>> Start
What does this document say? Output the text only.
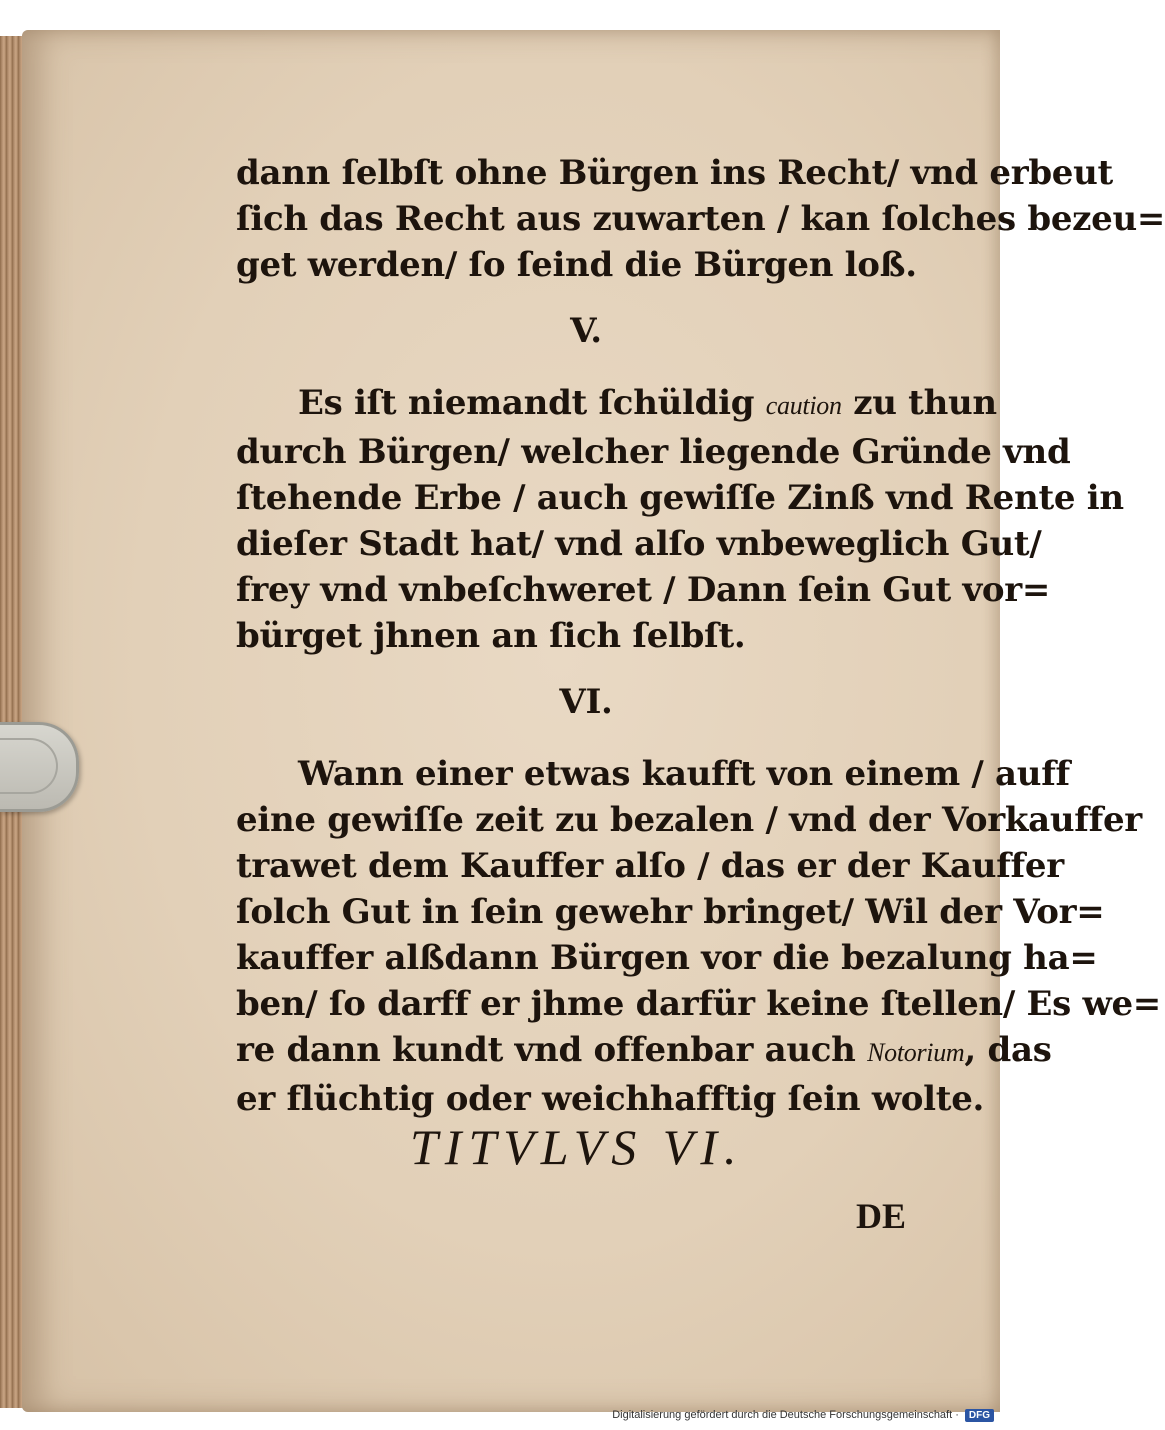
dann ſelbſt ohne Bürgen ins Recht/ vnd erbeut
ſich das Recht aus zuwarten / kan ſolches bezeu=
get werden/ ſo ſeind die Bürgen loß.
V.
Es iſt niemandt ſchüldig caution zu thun
durch Bürgen/ welcher liegende Gründe vnd
ſtehende Erbe / auch gewiſſe Zinß vnd Rente in
dieſer Stadt hat/ vnd alſo vnbeweglich Gut/
frey vnd vnbeſchweret / Dann ſein Gut vor=
bürget jhnen an ſich ſelbſt.
VI.
Wann einer etwas kaufft von einem / auff
eine gewiſſe zeit zu bezalen / vnd der Vorkauffer
trawet dem Kauffer alſo / das er der Kauffer
ſolch Gut in ſein gewehr bringet/ Wil der Vor=
kauffer alßdann Bürgen vor die bezalung ha=
ben/ ſo darff er jhme darfür keine ſtellen/ Es we=
re dann kundt vnd offenbar auch Notorium, das
er flüchtig oder weichhafftig ſein wolte.
TITVLVS VI.
DE
Digitalisierung gefördert durch die Deutsche Forschungsgemeinschaft ·	DFG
>> End
● **THE REQUEST**: In the entries above, find every line with the word "ſelbſt" and list it.

● **RESULT OF THIS EXERCISE**:
dann ſelbſt ohne Bürgen ins Recht/ vnd erbeut
bürget jhnen an ſich ſelbſt.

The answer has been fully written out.